_DATASET ROWS_:
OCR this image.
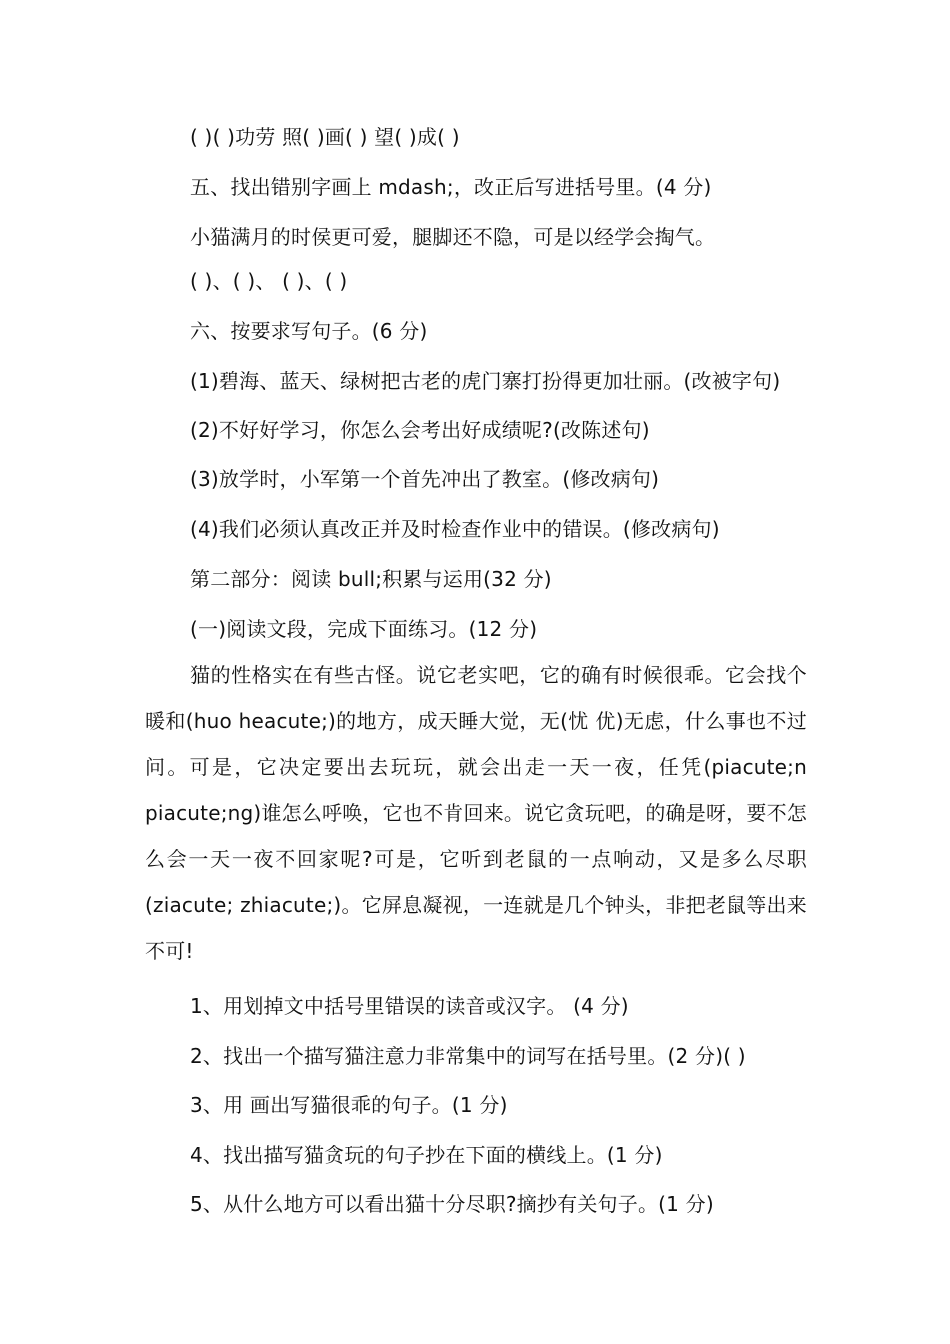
( )( )功劳 照( )画( ) 望( )成( )
五、找出错别字画上 mdash;，改正后写进括号里。(4 分)
小猫满月的时侯更可爱，腿脚还不隐，可是以经学会掏气。
( )、( )、 ( )、( )
六、按要求写句子。(6 分)
(1)碧海、蓝天、绿树把古老的虎门寨打扮得更加壮丽。(改被字句)
(2)不好好学习，你怎么会考出好成绩呢?(改陈述句)
(3)放学时，小军第一个首先冲出了教室。(修改病句)
(4)我们必须认真改正并及时检查作业中的错误。(修改病句)
第二部分：阅读 bull;积累与运用(32 分)
(一)阅读文段，完成下面练习。(12 分)
猫的性格实在有些古怪。说它老实吧，它的确有时候很乖。它会找个暖和(huo heacute;)的地方，成天睡大觉，无(忧 优)无虑，什么事也不过问。可是，它决定要出去玩玩，就会出走一天一夜，任凭(piacute;n piacute;ng)谁怎么呼唤，它也不肯回来。说它贪玩吧，的确是呀，要不怎么会一天一夜不回家呢?可是，它听到老鼠的一点响动，又是多么尽职(ziacute; zhiacute;)。它屏息凝视，一连就是几个钟头，非把老鼠等出来不可!
1、用划掉文中括号里错误的读音或汉字。 (4 分)
2、找出一个描写猫注意力非常集中的词写在括号里。(2 分)( )
3、用 画出写猫很乖的句子。(1 分)
4、找出描写猫贪玩的句子抄在下面的横线上。(1 分)
5、从什么地方可以看出猫十分尽职?摘抄有关句子。(1 分)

_AIM OF THE TASK_: Give every record back exactly as it reads, with no images.

_RESULT_:
OCR this image.
( )( )功劳 照( )画( ) 望( )成( )
五、找出错别字画上 mdash;，改正后写进括号里。(4 分)
小猫满月的时侯更可爱，腿脚还不隐，可是以经学会掏气。
( )、( )、 ( )、( )
六、按要求写句子。(6 分)
(1)碧海、蓝天、绿树把古老的虎门寨打扮得更加壮丽。(改被字句)
(2)不好好学习，你怎么会考出好成绩呢?(改陈述句)
(3)放学时，小军第一个首先冲出了教室。(修改病句)
(4)我们必须认真改正并及时检查作业中的错误。(修改病句)
第二部分：阅读 bull;积累与运用(32 分)
(一)阅读文段，完成下面练习。(12 分)
猫的性格实在有些古怪。说它老实吧，它的确有时候很乖。它会找个暖和(huo heacute;)的地方，成天睡大觉，无(忧 优)无虑，什么事也不过问。可是，它决定要出去玩玩，就会出走一天一夜，任凭(piacute;n piacute;ng)谁怎么呼唤，它也不肯回来。说它贪玩吧，的确是呀，要不怎么会一天一夜不回家呢?可是，它听到老鼠的一点响动，又是多么尽职(ziacute; zhiacute;)。它屏息凝视，一连就是几个钟头，非把老鼠等出来不可!
1、用划掉文中括号里错误的读音或汉字。 (4 分)
2、找出一个描写猫注意力非常集中的词写在括号里。(2 分)( )
3、用 画出写猫很乖的句子。(1 分)
4、找出描写猫贪玩的句子抄在下面的横线上。(1 分)
5、从什么地方可以看出猫十分尽职?摘抄有关句子。(1 分)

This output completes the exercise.